**STATED PROBLEM**
Review the material line by line. Identify and copy every line that contains the string "年度考核分红基数".

Data entries:
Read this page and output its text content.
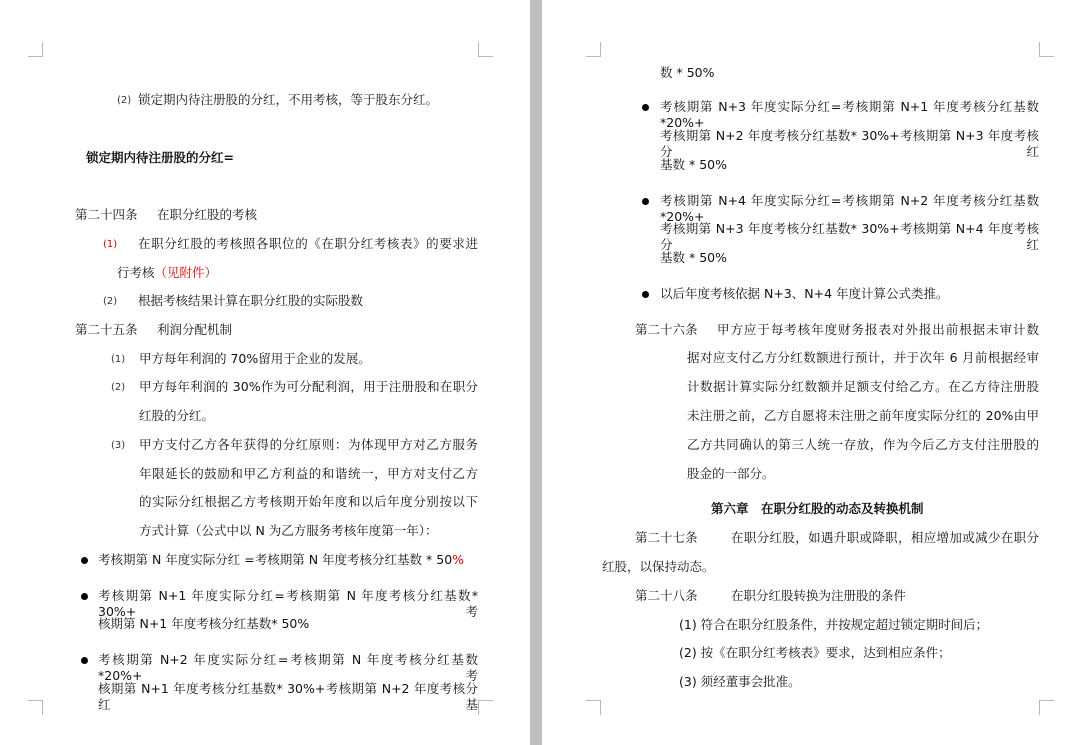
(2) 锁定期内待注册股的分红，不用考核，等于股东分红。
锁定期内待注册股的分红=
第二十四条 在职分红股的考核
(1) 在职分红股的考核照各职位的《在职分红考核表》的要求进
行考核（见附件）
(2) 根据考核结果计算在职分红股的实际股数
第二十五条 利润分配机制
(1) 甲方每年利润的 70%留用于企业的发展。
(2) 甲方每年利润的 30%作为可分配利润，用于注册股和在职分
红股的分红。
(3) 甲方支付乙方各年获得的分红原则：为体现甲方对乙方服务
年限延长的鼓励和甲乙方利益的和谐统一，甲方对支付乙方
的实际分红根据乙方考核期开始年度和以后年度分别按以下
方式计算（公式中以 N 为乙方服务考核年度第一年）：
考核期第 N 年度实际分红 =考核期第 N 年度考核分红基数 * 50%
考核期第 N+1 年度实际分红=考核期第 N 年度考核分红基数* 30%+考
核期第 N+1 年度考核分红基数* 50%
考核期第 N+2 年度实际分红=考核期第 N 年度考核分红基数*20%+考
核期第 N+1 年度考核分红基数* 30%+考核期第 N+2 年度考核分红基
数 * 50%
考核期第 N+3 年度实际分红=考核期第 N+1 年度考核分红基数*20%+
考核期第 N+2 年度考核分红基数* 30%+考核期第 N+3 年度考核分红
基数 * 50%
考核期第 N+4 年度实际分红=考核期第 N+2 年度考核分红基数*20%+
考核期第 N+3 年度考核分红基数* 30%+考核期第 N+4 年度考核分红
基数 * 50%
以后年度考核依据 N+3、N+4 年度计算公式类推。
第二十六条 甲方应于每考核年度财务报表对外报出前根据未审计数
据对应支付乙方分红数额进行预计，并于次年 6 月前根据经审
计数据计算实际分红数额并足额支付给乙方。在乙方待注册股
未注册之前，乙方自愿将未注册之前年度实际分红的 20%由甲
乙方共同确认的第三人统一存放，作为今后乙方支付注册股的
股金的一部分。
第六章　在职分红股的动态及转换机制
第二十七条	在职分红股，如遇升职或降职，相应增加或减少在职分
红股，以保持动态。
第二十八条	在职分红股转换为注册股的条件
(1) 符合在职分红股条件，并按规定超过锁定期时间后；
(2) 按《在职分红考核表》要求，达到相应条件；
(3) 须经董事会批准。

...

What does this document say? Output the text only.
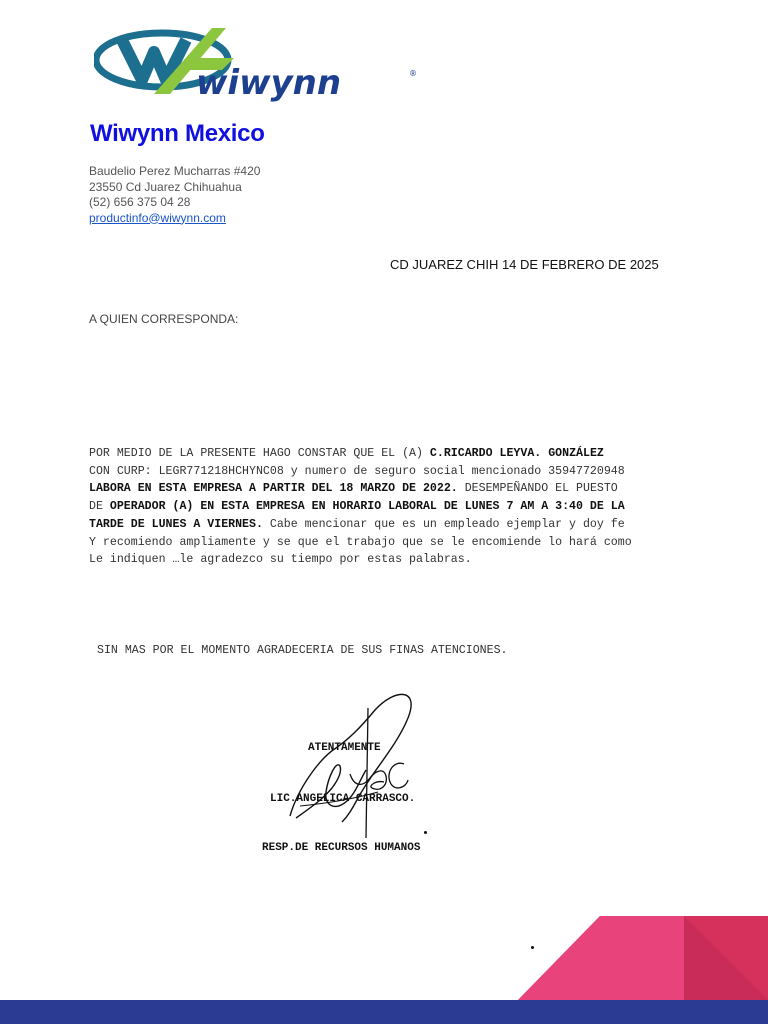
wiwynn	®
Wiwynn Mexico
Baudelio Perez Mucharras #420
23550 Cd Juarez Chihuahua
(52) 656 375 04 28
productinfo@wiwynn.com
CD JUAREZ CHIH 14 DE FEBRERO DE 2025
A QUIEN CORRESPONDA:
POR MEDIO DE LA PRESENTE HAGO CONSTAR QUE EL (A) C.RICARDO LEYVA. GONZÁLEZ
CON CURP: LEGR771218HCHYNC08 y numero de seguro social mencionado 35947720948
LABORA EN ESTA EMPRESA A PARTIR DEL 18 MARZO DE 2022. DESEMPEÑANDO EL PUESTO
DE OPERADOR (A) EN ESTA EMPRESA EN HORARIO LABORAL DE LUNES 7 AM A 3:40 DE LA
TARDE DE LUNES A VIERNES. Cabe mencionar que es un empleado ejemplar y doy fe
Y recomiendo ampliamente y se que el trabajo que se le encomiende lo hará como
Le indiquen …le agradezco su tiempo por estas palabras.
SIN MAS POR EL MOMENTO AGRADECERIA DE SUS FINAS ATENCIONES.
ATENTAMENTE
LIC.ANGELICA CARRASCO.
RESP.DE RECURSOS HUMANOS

* * *

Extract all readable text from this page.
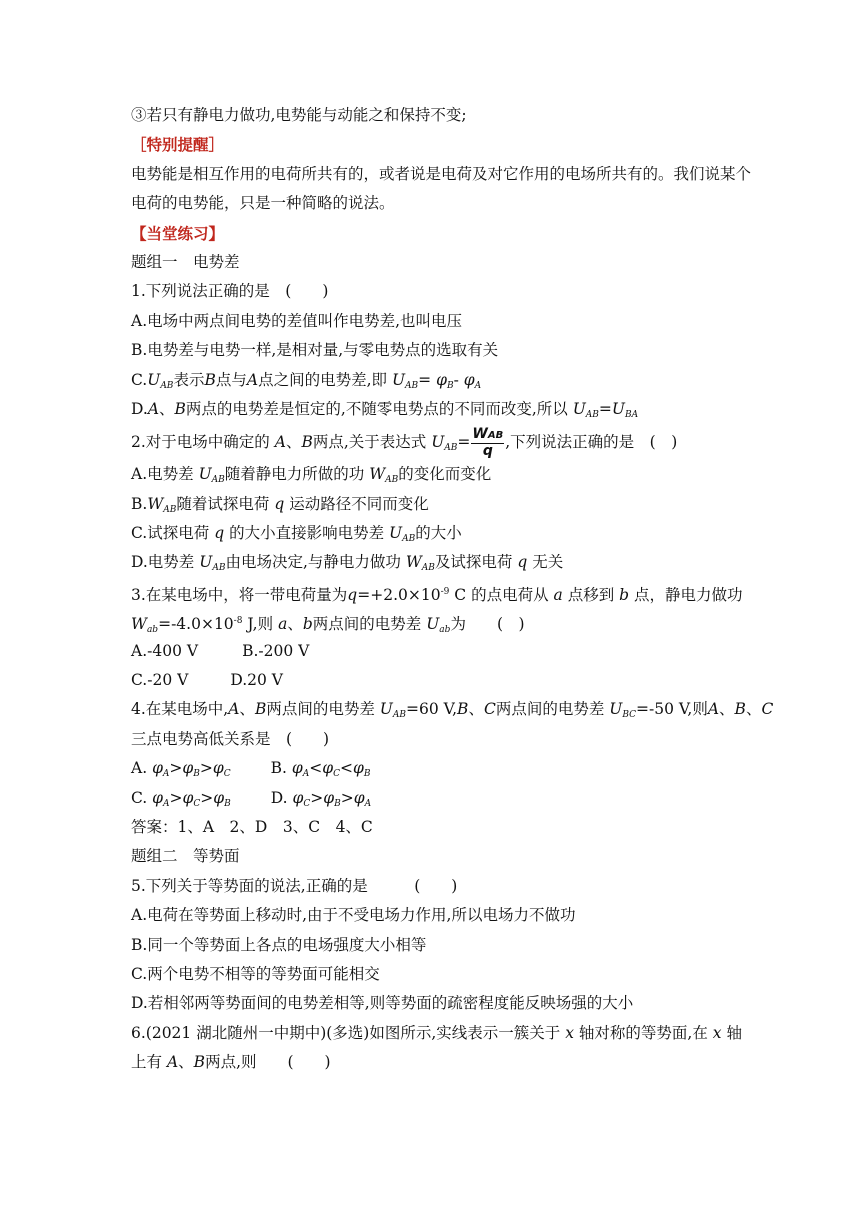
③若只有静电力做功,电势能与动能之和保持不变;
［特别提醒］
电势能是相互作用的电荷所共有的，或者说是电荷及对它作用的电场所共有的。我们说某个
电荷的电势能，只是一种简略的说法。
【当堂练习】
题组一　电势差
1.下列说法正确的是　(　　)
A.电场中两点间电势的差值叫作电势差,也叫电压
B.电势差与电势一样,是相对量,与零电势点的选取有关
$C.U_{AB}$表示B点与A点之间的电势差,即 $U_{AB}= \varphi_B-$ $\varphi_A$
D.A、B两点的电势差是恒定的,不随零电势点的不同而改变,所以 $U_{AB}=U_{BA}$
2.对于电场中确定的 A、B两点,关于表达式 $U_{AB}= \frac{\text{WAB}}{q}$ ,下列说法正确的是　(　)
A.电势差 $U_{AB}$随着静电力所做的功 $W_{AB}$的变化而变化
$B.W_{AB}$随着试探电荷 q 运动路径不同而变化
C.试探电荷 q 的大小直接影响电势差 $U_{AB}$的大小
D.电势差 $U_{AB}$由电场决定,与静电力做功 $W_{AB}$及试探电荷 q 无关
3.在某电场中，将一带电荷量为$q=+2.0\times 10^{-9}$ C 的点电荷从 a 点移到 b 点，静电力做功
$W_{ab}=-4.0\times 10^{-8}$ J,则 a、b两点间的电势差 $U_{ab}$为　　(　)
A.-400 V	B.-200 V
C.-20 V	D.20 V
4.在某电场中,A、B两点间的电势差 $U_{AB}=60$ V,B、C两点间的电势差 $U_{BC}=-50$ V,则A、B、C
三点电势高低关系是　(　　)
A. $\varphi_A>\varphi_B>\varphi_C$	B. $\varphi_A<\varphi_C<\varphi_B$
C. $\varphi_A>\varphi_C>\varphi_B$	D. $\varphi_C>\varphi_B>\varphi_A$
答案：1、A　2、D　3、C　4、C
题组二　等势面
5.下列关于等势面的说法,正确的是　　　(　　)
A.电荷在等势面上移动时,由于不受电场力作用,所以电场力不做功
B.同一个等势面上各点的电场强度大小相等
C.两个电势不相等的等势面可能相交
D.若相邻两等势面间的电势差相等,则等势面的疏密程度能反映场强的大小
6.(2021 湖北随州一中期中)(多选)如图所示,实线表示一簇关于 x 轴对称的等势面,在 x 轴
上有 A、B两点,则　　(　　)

**WRITTEN REPLY**
考核期第 N 年度实际分红 =考核期第 N 年度考核分红基数 * 50%
考核期第 N+1 年度实际分红=考核期第 N 年度考核分红基数* 30%+考
核期第 N+1 年度考核分红基数* 50%
考核期第 N+2 年度实际分红=考核期第 N 年度考核分红基数*20%+考
核期第 N+1 年度考核分红基数* 30%+考核期第 N+2 年度考核分红基
考核期第 N+3 年度实际分红=考核期第 N+1 年度考核分红基数*20%+
考核期第 N+2 年度考核分红基数* 30%+考核期第 N+3 年度考核分红
考核期第 N+4 年度实际分红=考核期第 N+2 年度考核分红基数*20%+
考核期第 N+3 年度考核分红基数* 30%+考核期第 N+4 年度考核分红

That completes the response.